Task brief → Gather up the lines that contain "вліянія".

Supplied material →
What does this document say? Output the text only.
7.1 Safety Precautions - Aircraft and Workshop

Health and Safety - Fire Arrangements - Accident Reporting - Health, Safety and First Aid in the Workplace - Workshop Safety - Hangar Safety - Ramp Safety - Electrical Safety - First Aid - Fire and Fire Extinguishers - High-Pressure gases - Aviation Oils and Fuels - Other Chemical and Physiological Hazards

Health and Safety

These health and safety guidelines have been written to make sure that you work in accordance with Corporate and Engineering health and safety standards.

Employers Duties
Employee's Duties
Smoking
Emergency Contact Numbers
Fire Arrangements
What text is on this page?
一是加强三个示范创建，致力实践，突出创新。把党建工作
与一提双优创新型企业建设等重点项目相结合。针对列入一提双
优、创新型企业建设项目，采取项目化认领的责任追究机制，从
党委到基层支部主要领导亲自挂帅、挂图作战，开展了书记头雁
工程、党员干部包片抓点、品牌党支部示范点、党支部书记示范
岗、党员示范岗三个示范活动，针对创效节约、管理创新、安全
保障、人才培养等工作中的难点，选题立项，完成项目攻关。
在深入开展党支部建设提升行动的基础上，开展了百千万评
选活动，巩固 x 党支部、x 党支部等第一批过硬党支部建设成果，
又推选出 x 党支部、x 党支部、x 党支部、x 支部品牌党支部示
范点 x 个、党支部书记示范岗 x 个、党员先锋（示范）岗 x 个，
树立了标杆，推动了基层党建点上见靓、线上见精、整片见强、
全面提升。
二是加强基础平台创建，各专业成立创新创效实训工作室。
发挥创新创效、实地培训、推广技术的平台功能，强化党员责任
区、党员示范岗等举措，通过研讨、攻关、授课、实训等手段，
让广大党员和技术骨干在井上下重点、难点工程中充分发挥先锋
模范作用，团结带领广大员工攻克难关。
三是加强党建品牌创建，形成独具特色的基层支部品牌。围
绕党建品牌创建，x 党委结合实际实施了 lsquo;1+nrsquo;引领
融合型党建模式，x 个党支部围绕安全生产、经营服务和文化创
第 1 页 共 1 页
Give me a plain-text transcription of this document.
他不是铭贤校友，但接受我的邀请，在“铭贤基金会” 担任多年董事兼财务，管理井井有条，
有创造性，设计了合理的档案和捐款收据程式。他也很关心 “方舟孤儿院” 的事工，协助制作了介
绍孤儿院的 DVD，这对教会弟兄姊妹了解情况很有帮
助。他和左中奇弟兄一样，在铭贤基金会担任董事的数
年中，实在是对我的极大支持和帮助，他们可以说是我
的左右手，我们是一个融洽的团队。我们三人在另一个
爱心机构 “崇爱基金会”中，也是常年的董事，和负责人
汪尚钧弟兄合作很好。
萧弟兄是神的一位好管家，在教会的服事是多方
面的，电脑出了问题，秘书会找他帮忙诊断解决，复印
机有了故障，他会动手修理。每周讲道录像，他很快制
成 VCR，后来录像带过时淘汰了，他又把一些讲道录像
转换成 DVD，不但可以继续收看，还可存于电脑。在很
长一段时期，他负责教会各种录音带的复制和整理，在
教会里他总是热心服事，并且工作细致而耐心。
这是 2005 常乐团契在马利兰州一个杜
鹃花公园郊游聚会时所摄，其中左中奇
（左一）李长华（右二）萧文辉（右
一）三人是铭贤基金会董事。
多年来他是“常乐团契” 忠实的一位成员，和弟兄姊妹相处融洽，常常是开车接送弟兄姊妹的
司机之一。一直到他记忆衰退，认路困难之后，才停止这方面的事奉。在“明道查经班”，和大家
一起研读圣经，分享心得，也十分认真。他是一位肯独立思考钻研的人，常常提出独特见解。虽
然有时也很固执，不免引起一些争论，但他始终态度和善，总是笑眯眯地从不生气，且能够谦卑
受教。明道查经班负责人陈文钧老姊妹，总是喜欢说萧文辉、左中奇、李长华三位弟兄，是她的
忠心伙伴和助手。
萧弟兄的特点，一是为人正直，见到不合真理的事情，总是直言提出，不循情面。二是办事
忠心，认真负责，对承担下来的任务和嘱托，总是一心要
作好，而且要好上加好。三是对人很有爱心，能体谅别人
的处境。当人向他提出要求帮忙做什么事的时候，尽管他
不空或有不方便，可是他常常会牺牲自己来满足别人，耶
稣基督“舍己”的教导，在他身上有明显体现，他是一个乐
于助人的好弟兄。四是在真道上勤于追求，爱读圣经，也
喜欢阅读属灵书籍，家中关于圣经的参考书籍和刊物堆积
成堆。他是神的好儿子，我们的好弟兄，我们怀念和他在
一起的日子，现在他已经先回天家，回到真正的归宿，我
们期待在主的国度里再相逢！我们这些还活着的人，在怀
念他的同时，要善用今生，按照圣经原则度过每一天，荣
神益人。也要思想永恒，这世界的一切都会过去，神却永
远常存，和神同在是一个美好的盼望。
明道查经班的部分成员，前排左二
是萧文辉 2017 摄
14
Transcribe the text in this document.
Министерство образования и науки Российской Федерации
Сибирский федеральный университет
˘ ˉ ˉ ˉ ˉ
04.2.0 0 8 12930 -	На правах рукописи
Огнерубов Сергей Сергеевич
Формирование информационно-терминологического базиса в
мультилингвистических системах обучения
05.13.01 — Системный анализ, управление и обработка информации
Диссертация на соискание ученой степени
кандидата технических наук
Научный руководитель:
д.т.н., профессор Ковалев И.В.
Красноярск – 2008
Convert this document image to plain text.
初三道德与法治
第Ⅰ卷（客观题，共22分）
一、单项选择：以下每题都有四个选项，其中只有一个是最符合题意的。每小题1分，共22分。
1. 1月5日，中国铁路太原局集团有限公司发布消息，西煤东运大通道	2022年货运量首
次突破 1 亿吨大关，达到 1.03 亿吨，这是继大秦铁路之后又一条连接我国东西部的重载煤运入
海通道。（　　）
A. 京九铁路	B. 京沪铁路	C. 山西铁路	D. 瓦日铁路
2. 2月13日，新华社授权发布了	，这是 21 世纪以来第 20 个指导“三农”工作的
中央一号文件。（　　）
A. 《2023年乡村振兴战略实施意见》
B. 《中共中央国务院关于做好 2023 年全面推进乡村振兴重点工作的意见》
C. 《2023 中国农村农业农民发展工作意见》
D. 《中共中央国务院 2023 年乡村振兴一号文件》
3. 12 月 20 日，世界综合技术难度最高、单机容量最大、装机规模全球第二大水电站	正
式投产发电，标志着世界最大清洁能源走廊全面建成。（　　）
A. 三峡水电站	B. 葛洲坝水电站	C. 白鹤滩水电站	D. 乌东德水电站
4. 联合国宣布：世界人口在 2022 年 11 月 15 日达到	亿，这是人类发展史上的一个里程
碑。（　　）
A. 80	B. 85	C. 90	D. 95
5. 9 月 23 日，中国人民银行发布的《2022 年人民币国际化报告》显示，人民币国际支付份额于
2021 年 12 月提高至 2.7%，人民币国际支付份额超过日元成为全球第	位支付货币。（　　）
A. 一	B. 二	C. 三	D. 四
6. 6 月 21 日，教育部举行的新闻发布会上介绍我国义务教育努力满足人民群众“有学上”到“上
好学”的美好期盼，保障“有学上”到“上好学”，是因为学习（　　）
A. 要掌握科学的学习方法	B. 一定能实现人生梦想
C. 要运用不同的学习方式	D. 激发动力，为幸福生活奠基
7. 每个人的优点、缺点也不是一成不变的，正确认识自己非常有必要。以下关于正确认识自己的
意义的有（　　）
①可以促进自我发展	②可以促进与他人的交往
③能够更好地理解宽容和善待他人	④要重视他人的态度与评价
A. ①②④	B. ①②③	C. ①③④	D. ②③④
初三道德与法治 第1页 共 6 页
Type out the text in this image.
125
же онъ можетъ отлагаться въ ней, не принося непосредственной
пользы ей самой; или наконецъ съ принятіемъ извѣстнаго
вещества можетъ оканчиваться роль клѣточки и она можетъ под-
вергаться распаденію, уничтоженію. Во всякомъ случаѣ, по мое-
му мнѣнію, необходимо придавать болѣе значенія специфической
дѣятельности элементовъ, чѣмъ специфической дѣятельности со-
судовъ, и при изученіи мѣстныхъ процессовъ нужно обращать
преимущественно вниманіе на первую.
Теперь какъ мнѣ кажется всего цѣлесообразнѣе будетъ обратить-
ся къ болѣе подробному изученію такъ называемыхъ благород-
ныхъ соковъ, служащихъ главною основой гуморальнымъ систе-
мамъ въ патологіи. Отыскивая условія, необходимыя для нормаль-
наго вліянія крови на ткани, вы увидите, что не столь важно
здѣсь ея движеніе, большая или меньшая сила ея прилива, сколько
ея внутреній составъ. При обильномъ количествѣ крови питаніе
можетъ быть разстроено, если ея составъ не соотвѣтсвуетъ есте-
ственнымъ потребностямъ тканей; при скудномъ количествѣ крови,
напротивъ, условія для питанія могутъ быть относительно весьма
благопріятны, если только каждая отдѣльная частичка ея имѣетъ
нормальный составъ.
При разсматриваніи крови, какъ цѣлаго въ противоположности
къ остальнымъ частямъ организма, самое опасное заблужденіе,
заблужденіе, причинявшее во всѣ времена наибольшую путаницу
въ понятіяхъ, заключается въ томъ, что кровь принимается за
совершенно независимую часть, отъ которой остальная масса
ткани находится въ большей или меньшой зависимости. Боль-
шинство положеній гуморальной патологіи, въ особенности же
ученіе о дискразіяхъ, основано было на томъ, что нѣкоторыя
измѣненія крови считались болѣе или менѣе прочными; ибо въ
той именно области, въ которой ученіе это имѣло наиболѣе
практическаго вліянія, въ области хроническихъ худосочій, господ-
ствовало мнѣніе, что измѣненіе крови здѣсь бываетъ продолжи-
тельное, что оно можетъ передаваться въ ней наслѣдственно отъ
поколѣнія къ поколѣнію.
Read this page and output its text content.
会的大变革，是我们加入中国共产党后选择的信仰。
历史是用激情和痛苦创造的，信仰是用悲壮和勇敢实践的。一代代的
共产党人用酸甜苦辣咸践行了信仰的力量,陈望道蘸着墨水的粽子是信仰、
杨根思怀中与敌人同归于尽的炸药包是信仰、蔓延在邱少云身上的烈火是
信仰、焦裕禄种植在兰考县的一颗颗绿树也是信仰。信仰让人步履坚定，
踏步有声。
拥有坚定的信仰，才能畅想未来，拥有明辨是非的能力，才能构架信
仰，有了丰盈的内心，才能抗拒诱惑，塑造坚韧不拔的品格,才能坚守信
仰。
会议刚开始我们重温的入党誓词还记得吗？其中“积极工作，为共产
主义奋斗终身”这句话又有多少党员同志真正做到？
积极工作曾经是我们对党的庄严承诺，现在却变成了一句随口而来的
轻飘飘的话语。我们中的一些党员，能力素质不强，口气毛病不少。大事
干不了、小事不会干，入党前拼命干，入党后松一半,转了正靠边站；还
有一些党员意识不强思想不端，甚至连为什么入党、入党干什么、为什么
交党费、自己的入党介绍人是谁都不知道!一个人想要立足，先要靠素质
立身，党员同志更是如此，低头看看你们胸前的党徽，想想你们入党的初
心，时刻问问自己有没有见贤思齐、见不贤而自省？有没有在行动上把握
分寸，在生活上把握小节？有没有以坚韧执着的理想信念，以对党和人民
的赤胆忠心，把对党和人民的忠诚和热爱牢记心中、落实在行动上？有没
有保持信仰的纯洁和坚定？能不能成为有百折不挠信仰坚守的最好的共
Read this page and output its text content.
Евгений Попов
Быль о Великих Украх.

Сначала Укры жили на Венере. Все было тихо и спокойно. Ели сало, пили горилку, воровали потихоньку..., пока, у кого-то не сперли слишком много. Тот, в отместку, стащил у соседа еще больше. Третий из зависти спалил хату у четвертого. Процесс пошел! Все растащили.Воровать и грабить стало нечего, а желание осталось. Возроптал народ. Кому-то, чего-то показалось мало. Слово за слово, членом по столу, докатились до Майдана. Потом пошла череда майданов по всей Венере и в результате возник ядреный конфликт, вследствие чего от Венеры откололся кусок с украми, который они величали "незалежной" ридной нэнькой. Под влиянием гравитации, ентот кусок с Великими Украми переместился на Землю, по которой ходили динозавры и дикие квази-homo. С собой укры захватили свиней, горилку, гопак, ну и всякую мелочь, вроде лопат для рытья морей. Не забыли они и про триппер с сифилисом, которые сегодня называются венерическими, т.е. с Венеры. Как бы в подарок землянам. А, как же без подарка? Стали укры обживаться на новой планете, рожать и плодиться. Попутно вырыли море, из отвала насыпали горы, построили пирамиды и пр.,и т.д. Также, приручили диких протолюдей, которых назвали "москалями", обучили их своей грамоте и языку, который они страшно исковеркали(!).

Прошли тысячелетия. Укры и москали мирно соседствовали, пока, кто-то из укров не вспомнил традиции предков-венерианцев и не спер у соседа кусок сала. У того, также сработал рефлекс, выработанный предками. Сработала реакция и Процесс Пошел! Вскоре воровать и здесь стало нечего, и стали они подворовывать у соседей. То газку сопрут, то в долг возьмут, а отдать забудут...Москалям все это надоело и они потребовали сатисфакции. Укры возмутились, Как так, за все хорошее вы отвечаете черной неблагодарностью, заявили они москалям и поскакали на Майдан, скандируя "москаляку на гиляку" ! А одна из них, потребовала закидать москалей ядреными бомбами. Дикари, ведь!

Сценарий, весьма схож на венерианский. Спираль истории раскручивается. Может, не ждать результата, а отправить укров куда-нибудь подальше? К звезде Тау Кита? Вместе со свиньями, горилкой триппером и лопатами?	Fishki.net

Finished exercise →
наго вліянія крови на ткани, вы увидите, что не столь важно
практическаго вліянія, въ области хроническихъ худосочій, господ-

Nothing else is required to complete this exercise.